What the task requires:
Give the number of lines that include the word "title", nothing more.
>>>
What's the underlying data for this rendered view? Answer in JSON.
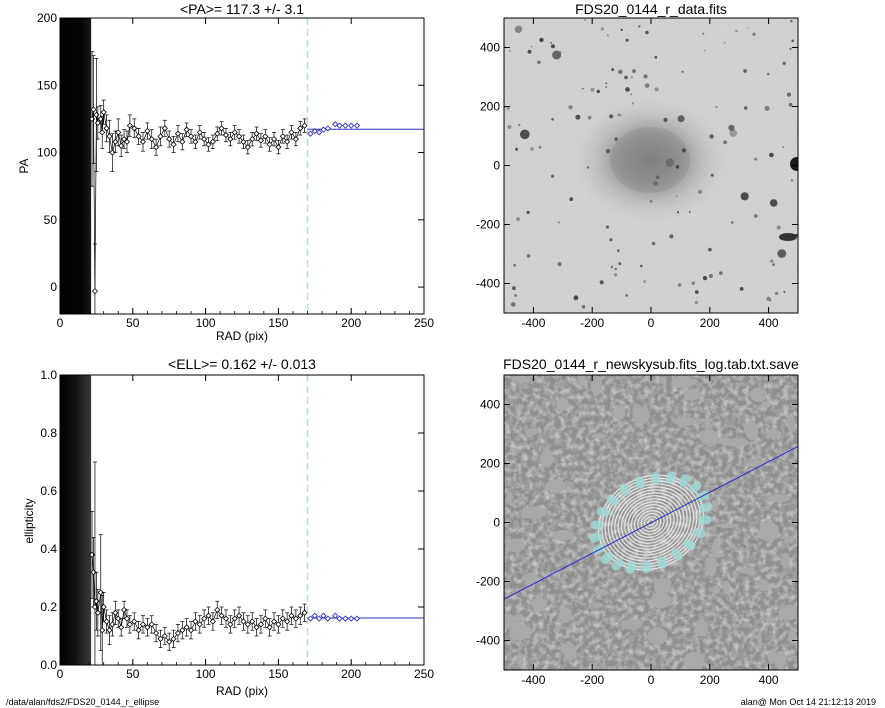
{
  "footer": {
    "path": "/data/alan/fds2/FDS20_0144_r_ellipse",
    "user_time": "alan@  Mon Oct 14 21:12:13 2019"
  },
  "colors": {
    "fit_line": "#2d2dc8",
    "radius_marker": "#a8e6dc",
    "fit_points": "#3434c0",
    "contours": "#e6e6e6",
    "ellipse_marks": "#5fd0cc",
    "axis": "#000000"
  },
  "chart_data": [
    {
      "type": "scatter",
      "title": "<PA>= 117.3 +/-   3.1",
      "xlabel": "RAD (pix)",
      "ylabel": "PA",
      "xlim": [
        0,
        250
      ],
      "ylim": [
        -20,
        200
      ],
      "xticks": [
        "0",
        "50",
        "100",
        "150",
        "200",
        "250"
      ],
      "yticks": [
        "0",
        "50",
        "100",
        "150",
        "200"
      ],
      "xtick_values": [
        0,
        50,
        100,
        150,
        200,
        250
      ],
      "ytick_values": [
        0,
        50,
        100,
        150,
        200
      ],
      "shaded_region_x": [
        0,
        20
      ],
      "radius_marker_x": 170,
      "mean_value": 117.3,
      "mean_error": 3.1,
      "fit_range_x": [
        170,
        250
      ],
      "points": [
        {
          "x": 22,
          "y": 125,
          "err": 50
        },
        {
          "x": 23,
          "y": 132,
          "err": 40
        },
        {
          "x": 24,
          "y": -3,
          "err": 35
        },
        {
          "x": 25,
          "y": 128,
          "err": 42
        },
        {
          "x": 26,
          "y": 122,
          "err": 12
        },
        {
          "x": 28,
          "y": 125,
          "err": 10
        },
        {
          "x": 29,
          "y": 115,
          "err": 12
        },
        {
          "x": 30,
          "y": 130,
          "err": 9
        },
        {
          "x": 32,
          "y": 118,
          "err": 10
        },
        {
          "x": 34,
          "y": 112,
          "err": 12
        },
        {
          "x": 36,
          "y": 100,
          "err": 14
        },
        {
          "x": 38,
          "y": 108,
          "err": 8
        },
        {
          "x": 40,
          "y": 115,
          "err": 10
        },
        {
          "x": 42,
          "y": 105,
          "err": 8
        },
        {
          "x": 44,
          "y": 110,
          "err": 7
        },
        {
          "x": 46,
          "y": 108,
          "err": 8
        },
        {
          "x": 48,
          "y": 120,
          "err": 8
        },
        {
          "x": 51,
          "y": 118,
          "err": 7
        },
        {
          "x": 54,
          "y": 112,
          "err": 6
        },
        {
          "x": 57,
          "y": 108,
          "err": 7
        },
        {
          "x": 60,
          "y": 116,
          "err": 6
        },
        {
          "x": 63,
          "y": 110,
          "err": 7
        },
        {
          "x": 66,
          "y": 104,
          "err": 6
        },
        {
          "x": 69,
          "y": 112,
          "err": 7
        },
        {
          "x": 72,
          "y": 118,
          "err": 6
        },
        {
          "x": 75,
          "y": 110,
          "err": 6
        },
        {
          "x": 78,
          "y": 106,
          "err": 6
        },
        {
          "x": 81,
          "y": 114,
          "err": 6
        },
        {
          "x": 84,
          "y": 108,
          "err": 6
        },
        {
          "x": 87,
          "y": 117,
          "err": 5
        },
        {
          "x": 90,
          "y": 112,
          "err": 5
        },
        {
          "x": 93,
          "y": 108,
          "err": 5
        },
        {
          "x": 96,
          "y": 115,
          "err": 5
        },
        {
          "x": 99,
          "y": 110,
          "err": 5
        },
        {
          "x": 102,
          "y": 106,
          "err": 5
        },
        {
          "x": 105,
          "y": 108,
          "err": 5
        },
        {
          "x": 108,
          "y": 114,
          "err": 5
        },
        {
          "x": 111,
          "y": 118,
          "err": 5
        },
        {
          "x": 114,
          "y": 113,
          "err": 5
        },
        {
          "x": 117,
          "y": 110,
          "err": 5
        },
        {
          "x": 120,
          "y": 115,
          "err": 5
        },
        {
          "x": 123,
          "y": 112,
          "err": 5
        },
        {
          "x": 126,
          "y": 108,
          "err": 5
        },
        {
          "x": 129,
          "y": 104,
          "err": 5
        },
        {
          "x": 132,
          "y": 110,
          "err": 5
        },
        {
          "x": 135,
          "y": 114,
          "err": 5
        },
        {
          "x": 138,
          "y": 109,
          "err": 5
        },
        {
          "x": 141,
          "y": 112,
          "err": 5
        },
        {
          "x": 144,
          "y": 106,
          "err": 5
        },
        {
          "x": 147,
          "y": 110,
          "err": 5
        },
        {
          "x": 150,
          "y": 104,
          "err": 5
        },
        {
          "x": 153,
          "y": 112,
          "err": 5
        },
        {
          "x": 156,
          "y": 108,
          "err": 5
        },
        {
          "x": 159,
          "y": 115,
          "err": 5
        },
        {
          "x": 162,
          "y": 110,
          "err": 5
        },
        {
          "x": 165,
          "y": 118,
          "err": 5
        },
        {
          "x": 168,
          "y": 120,
          "err": 5
        }
      ],
      "fit_points": [
        {
          "x": 172,
          "y": 114
        },
        {
          "x": 175,
          "y": 116
        },
        {
          "x": 178,
          "y": 115
        },
        {
          "x": 181,
          "y": 117
        },
        {
          "x": 184,
          "y": 118
        },
        {
          "x": 189,
          "y": 121
        },
        {
          "x": 192,
          "y": 120
        },
        {
          "x": 196,
          "y": 120
        },
        {
          "x": 200,
          "y": 120
        },
        {
          "x": 204,
          "y": 120
        }
      ]
    },
    {
      "type": "scatter",
      "title": "<ELL>= 0.162 +/-  0.013",
      "xlabel": "RAD (pix)",
      "ylabel": "ellipticity",
      "xlim": [
        0,
        250
      ],
      "ylim": [
        0,
        1
      ],
      "xticks": [
        "0",
        "50",
        "100",
        "150",
        "200",
        "250"
      ],
      "yticks": [
        "0.0",
        "0.2",
        "0.4",
        "0.6",
        "0.8",
        "1.0"
      ],
      "xtick_values": [
        0,
        50,
        100,
        150,
        200,
        250
      ],
      "ytick_values": [
        0,
        0.2,
        0.4,
        0.6,
        0.8,
        1.0
      ],
      "shaded_region_x": [
        0,
        20
      ],
      "radius_marker_x": 170,
      "mean_value": 0.162,
      "mean_error": 0.013,
      "fit_range_x": [
        170,
        250
      ],
      "points": [
        {
          "x": 22,
          "y": 0.38,
          "err": 0.15
        },
        {
          "x": 23,
          "y": 0.32,
          "err": 0.12
        },
        {
          "x": 24,
          "y": 0.2,
          "err": 0.5
        },
        {
          "x": 25,
          "y": 0.22,
          "err": 0.1
        },
        {
          "x": 26,
          "y": 0.18,
          "err": 0.08
        },
        {
          "x": 28,
          "y": 0.25,
          "err": 0.2
        },
        {
          "x": 29,
          "y": 0.12,
          "err": 0.12
        },
        {
          "x": 30,
          "y": 0.2,
          "err": 0.05
        },
        {
          "x": 32,
          "y": 0.15,
          "err": 0.04
        },
        {
          "x": 34,
          "y": 0.12,
          "err": 0.05
        },
        {
          "x": 36,
          "y": 0.14,
          "err": 0.04
        },
        {
          "x": 38,
          "y": 0.18,
          "err": 0.04
        },
        {
          "x": 40,
          "y": 0.16,
          "err": 0.03
        },
        {
          "x": 42,
          "y": 0.13,
          "err": 0.03
        },
        {
          "x": 44,
          "y": 0.19,
          "err": 0.03
        },
        {
          "x": 46,
          "y": 0.16,
          "err": 0.03
        },
        {
          "x": 48,
          "y": 0.14,
          "err": 0.03
        },
        {
          "x": 51,
          "y": 0.15,
          "err": 0.03
        },
        {
          "x": 54,
          "y": 0.12,
          "err": 0.03
        },
        {
          "x": 57,
          "y": 0.14,
          "err": 0.03
        },
        {
          "x": 60,
          "y": 0.13,
          "err": 0.03
        },
        {
          "x": 63,
          "y": 0.14,
          "err": 0.03
        },
        {
          "x": 66,
          "y": 0.11,
          "err": 0.03
        },
        {
          "x": 69,
          "y": 0.09,
          "err": 0.03
        },
        {
          "x": 72,
          "y": 0.1,
          "err": 0.03
        },
        {
          "x": 75,
          "y": 0.08,
          "err": 0.03
        },
        {
          "x": 78,
          "y": 0.09,
          "err": 0.03
        },
        {
          "x": 81,
          "y": 0.11,
          "err": 0.03
        },
        {
          "x": 84,
          "y": 0.12,
          "err": 0.03
        },
        {
          "x": 87,
          "y": 0.13,
          "err": 0.03
        },
        {
          "x": 90,
          "y": 0.12,
          "err": 0.03
        },
        {
          "x": 93,
          "y": 0.15,
          "err": 0.03
        },
        {
          "x": 96,
          "y": 0.14,
          "err": 0.03
        },
        {
          "x": 99,
          "y": 0.16,
          "err": 0.03
        },
        {
          "x": 102,
          "y": 0.17,
          "err": 0.03
        },
        {
          "x": 105,
          "y": 0.15,
          "err": 0.03
        },
        {
          "x": 108,
          "y": 0.19,
          "err": 0.03
        },
        {
          "x": 111,
          "y": 0.17,
          "err": 0.03
        },
        {
          "x": 114,
          "y": 0.16,
          "err": 0.03
        },
        {
          "x": 117,
          "y": 0.14,
          "err": 0.03
        },
        {
          "x": 120,
          "y": 0.16,
          "err": 0.03
        },
        {
          "x": 123,
          "y": 0.17,
          "err": 0.03
        },
        {
          "x": 126,
          "y": 0.15,
          "err": 0.03
        },
        {
          "x": 129,
          "y": 0.14,
          "err": 0.03
        },
        {
          "x": 132,
          "y": 0.15,
          "err": 0.03
        },
        {
          "x": 135,
          "y": 0.13,
          "err": 0.03
        },
        {
          "x": 138,
          "y": 0.14,
          "err": 0.03
        },
        {
          "x": 141,
          "y": 0.16,
          "err": 0.03
        },
        {
          "x": 144,
          "y": 0.13,
          "err": 0.03
        },
        {
          "x": 147,
          "y": 0.15,
          "err": 0.03
        },
        {
          "x": 150,
          "y": 0.14,
          "err": 0.03
        },
        {
          "x": 153,
          "y": 0.16,
          "err": 0.03
        },
        {
          "x": 156,
          "y": 0.15,
          "err": 0.03
        },
        {
          "x": 159,
          "y": 0.17,
          "err": 0.03
        },
        {
          "x": 162,
          "y": 0.16,
          "err": 0.03
        },
        {
          "x": 165,
          "y": 0.17,
          "err": 0.03
        },
        {
          "x": 168,
          "y": 0.18,
          "err": 0.03
        }
      ],
      "fit_points": [
        {
          "x": 172,
          "y": 0.16
        },
        {
          "x": 175,
          "y": 0.17
        },
        {
          "x": 178,
          "y": 0.16
        },
        {
          "x": 181,
          "y": 0.17
        },
        {
          "x": 184,
          "y": 0.16
        },
        {
          "x": 189,
          "y": 0.17
        },
        {
          "x": 192,
          "y": 0.16
        },
        {
          "x": 196,
          "y": 0.16
        },
        {
          "x": 200,
          "y": 0.16
        },
        {
          "x": 204,
          "y": 0.16
        }
      ]
    },
    {
      "type": "heatmap",
      "title": "FDS20_0144_r_data.fits",
      "xlim": [
        -500,
        500
      ],
      "ylim": [
        -500,
        500
      ],
      "xticks": [
        "-400",
        "-200",
        "0",
        "200",
        "400"
      ],
      "yticks": [
        "-400",
        "-200",
        "0",
        "200",
        "400"
      ],
      "tick_values": [
        -400,
        -200,
        0,
        200,
        400
      ]
    },
    {
      "type": "heatmap",
      "title": "FDS20_0144_r_newskysub.fits_log.tab.txt.save",
      "xlim": [
        -500,
        500
      ],
      "ylim": [
        -500,
        500
      ],
      "xticks": [
        "-400",
        "-200",
        "0",
        "200",
        "400"
      ],
      "yticks": [
        "-400",
        "-200",
        "0",
        "200",
        "400"
      ],
      "tick_values": [
        -400,
        -200,
        0,
        200,
        400
      ],
      "pa_line": {
        "x": [
          -500,
          500
        ],
        "y": [
          -260,
          258
        ]
      }
    }
  ]
}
<<<
Answer to this exercise:
4